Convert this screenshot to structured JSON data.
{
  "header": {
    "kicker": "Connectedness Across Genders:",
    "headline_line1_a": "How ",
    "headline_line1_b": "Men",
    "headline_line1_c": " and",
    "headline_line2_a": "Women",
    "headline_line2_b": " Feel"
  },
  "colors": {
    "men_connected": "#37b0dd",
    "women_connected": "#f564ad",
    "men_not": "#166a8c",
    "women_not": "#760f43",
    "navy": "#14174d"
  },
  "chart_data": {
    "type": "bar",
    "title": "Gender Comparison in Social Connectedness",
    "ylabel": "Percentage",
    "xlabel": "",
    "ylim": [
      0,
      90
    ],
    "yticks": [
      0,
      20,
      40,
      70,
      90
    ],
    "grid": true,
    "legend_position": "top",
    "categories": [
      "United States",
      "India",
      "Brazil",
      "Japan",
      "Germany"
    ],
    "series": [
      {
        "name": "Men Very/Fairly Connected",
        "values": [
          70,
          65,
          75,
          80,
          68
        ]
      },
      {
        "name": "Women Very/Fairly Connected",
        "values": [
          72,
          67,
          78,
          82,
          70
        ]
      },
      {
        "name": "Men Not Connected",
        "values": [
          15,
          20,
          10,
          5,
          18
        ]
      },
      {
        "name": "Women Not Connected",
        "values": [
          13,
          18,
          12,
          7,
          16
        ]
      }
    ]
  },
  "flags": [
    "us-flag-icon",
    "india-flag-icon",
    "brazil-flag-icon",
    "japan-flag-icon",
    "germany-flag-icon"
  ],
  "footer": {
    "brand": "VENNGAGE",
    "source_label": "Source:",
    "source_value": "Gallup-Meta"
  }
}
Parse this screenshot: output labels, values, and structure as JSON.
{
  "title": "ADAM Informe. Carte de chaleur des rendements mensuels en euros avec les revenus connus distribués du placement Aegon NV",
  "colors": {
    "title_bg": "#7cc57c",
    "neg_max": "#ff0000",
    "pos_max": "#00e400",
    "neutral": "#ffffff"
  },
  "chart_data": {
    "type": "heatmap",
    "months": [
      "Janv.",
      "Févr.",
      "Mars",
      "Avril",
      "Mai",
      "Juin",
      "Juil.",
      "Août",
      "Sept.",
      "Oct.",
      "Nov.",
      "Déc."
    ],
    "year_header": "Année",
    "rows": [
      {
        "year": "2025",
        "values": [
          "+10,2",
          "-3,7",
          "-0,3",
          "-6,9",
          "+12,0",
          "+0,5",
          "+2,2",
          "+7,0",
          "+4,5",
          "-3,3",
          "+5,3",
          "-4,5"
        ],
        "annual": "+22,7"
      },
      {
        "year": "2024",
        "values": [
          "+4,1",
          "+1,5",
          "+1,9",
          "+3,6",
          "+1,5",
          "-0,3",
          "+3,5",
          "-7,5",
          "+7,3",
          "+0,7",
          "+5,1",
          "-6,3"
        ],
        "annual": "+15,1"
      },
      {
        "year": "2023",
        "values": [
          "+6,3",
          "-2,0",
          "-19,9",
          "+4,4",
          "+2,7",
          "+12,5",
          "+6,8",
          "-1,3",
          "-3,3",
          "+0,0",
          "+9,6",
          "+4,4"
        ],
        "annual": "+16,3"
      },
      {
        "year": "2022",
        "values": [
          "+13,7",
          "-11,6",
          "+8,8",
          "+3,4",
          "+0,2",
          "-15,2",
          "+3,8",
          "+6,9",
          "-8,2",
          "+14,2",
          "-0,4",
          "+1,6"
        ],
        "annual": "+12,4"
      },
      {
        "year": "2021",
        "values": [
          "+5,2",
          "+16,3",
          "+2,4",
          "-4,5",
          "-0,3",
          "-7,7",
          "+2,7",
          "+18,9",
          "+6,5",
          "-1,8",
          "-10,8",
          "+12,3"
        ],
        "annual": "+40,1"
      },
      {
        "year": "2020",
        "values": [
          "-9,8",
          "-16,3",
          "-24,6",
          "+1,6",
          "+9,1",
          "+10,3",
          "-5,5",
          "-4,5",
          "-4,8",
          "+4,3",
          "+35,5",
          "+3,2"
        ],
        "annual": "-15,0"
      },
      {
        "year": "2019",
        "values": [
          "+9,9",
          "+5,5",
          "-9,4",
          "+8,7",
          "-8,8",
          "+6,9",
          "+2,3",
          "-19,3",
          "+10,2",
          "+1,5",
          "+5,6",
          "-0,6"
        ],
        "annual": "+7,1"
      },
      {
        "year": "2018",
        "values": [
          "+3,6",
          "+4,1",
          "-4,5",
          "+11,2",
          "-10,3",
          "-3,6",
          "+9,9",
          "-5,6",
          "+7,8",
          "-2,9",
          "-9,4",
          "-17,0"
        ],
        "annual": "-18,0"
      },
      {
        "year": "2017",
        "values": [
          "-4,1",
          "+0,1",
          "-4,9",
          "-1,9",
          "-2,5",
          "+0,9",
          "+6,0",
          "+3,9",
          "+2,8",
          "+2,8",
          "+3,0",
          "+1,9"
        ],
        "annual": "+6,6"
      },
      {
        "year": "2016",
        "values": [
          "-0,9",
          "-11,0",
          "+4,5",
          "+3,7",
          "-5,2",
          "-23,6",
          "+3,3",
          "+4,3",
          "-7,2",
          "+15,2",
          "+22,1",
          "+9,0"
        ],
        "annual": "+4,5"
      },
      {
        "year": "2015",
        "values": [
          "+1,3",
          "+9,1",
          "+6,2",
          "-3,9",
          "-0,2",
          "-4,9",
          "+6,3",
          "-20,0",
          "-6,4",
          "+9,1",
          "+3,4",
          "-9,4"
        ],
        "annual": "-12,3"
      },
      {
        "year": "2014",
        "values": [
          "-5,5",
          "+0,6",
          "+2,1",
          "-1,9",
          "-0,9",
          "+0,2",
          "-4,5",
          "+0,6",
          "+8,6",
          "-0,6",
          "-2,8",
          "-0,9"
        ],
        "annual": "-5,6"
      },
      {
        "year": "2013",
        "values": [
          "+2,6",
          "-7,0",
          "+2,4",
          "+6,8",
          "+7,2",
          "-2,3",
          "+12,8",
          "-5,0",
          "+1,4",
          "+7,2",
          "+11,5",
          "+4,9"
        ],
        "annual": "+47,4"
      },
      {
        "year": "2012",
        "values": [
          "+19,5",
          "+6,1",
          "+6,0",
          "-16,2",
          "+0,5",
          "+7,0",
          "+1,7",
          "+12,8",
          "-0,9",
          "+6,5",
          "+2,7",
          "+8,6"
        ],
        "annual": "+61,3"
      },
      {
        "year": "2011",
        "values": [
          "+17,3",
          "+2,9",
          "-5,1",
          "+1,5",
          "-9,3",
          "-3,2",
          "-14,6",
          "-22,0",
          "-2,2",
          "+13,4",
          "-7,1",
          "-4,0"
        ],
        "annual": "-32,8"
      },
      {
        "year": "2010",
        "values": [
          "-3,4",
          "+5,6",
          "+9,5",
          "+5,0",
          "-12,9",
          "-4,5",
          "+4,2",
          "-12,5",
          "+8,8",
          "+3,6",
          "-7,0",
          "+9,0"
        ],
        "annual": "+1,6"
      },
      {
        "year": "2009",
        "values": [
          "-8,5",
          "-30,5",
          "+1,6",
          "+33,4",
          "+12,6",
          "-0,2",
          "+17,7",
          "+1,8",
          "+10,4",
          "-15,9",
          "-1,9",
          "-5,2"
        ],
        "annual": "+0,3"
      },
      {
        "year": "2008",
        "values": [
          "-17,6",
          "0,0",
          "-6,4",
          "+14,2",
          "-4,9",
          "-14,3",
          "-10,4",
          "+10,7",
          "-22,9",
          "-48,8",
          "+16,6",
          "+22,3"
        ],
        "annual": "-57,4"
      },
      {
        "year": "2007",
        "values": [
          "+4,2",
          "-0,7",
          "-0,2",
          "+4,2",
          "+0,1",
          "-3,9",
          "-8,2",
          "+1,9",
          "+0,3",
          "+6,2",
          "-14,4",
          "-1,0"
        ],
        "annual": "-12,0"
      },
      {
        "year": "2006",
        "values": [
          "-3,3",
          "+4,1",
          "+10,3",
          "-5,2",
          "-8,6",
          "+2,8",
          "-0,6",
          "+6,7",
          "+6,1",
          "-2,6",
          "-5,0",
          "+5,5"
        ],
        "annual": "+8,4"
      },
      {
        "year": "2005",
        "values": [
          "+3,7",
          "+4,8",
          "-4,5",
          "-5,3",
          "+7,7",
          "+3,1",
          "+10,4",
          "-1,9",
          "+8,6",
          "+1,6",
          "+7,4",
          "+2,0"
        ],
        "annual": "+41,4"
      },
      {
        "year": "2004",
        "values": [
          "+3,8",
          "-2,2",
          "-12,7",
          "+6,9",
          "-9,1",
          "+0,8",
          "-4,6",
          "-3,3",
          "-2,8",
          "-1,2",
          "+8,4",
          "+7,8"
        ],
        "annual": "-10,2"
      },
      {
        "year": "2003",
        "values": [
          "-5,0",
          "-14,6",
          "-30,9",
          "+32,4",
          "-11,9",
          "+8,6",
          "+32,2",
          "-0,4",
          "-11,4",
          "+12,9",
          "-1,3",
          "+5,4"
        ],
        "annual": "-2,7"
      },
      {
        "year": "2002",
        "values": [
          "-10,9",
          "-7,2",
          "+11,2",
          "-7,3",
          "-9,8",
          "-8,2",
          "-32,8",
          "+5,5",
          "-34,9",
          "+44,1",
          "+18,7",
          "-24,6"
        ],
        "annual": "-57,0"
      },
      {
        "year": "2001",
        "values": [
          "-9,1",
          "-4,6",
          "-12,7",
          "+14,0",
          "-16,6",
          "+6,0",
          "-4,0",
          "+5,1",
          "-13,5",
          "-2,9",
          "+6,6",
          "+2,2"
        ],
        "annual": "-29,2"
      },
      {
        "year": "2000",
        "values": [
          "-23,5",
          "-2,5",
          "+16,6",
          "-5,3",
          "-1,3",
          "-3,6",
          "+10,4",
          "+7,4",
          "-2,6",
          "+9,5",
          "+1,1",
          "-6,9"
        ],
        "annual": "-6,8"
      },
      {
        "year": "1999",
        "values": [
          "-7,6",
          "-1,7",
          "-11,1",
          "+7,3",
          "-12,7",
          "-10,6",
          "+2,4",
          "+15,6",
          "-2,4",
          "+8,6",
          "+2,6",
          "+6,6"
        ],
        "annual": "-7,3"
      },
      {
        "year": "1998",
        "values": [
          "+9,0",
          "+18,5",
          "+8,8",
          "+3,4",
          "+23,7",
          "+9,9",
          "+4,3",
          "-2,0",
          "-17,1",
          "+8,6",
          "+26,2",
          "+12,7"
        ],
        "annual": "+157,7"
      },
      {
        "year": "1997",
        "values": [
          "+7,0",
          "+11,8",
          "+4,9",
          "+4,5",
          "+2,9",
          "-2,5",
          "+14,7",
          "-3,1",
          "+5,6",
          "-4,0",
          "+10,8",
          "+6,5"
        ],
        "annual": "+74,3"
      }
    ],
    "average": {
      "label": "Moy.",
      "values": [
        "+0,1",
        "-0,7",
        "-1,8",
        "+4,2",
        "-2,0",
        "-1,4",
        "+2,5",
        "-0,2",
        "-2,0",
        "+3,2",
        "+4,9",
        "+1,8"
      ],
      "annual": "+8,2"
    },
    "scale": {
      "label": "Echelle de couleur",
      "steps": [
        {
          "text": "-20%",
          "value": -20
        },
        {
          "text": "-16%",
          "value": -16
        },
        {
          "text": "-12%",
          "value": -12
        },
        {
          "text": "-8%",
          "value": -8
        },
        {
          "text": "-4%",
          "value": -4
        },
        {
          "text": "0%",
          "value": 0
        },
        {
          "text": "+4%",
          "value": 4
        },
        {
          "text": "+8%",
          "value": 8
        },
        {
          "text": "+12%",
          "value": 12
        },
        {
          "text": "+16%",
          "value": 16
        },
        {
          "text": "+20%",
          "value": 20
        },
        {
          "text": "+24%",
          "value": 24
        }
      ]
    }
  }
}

•••••

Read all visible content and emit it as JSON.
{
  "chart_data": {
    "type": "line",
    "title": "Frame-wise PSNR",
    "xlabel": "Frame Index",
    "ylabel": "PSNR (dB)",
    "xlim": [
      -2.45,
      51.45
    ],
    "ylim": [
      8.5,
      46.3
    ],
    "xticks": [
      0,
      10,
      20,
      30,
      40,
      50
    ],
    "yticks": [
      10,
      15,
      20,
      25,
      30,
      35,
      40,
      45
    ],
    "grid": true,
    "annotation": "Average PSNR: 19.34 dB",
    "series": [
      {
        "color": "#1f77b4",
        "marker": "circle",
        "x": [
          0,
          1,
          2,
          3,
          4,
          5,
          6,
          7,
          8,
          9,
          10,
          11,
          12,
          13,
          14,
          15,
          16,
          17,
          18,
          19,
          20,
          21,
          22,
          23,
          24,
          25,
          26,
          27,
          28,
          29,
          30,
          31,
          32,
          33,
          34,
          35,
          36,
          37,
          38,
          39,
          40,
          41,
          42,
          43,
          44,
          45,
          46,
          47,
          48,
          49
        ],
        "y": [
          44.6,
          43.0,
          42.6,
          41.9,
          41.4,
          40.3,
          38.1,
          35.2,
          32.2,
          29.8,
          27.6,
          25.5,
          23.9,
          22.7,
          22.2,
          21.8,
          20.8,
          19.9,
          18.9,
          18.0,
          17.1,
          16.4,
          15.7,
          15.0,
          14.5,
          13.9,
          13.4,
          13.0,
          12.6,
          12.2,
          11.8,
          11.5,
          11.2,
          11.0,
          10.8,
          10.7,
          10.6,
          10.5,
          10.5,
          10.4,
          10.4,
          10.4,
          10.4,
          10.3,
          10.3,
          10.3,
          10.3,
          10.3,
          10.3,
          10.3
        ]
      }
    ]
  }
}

•••••

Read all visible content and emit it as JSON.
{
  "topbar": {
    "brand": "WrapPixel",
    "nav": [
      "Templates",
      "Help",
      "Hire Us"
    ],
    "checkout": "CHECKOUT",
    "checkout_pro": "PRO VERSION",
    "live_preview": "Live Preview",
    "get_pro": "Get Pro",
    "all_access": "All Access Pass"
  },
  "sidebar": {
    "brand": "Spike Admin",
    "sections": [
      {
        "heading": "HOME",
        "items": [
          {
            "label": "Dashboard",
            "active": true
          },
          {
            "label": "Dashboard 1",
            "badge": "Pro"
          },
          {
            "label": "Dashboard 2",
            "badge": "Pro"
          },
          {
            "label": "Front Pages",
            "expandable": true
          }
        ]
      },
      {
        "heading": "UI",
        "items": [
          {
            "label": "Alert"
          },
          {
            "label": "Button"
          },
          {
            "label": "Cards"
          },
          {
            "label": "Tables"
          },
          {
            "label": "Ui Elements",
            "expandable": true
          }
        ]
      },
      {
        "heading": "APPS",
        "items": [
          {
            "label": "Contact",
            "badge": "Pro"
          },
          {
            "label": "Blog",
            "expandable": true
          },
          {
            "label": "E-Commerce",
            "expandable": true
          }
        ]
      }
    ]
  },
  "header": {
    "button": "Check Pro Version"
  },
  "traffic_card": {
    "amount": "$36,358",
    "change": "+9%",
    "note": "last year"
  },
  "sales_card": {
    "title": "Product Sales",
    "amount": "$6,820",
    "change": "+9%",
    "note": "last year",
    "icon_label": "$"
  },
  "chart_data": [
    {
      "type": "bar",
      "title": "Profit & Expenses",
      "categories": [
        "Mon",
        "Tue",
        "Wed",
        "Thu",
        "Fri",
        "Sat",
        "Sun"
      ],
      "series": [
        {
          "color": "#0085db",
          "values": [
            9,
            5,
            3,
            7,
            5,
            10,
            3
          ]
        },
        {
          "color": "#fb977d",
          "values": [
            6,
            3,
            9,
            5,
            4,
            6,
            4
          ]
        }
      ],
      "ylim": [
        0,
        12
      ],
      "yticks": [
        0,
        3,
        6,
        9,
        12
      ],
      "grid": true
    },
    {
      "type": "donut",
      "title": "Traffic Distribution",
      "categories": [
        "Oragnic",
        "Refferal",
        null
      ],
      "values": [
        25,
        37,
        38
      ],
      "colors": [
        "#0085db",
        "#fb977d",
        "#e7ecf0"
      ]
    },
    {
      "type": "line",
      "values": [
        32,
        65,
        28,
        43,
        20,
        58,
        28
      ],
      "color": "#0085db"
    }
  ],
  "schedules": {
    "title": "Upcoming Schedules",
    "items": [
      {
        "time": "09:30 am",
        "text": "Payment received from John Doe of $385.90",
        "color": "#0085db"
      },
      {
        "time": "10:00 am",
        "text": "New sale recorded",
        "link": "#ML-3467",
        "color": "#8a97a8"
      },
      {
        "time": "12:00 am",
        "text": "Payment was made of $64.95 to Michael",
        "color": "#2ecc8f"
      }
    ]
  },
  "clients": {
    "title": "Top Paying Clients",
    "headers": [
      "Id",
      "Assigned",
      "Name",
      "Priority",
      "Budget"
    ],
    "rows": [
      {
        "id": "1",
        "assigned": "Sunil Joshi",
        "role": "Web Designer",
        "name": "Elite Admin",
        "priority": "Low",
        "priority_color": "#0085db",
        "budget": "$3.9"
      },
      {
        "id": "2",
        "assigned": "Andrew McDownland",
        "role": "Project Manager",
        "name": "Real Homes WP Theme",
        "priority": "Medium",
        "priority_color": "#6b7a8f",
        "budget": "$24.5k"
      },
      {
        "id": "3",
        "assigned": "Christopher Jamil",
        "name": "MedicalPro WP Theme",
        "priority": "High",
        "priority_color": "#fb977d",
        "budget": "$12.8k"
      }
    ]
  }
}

•••••

__Your goal__:
Compute how many lines include the string "Dashboard", then give that number by itself.

__Task response__:
3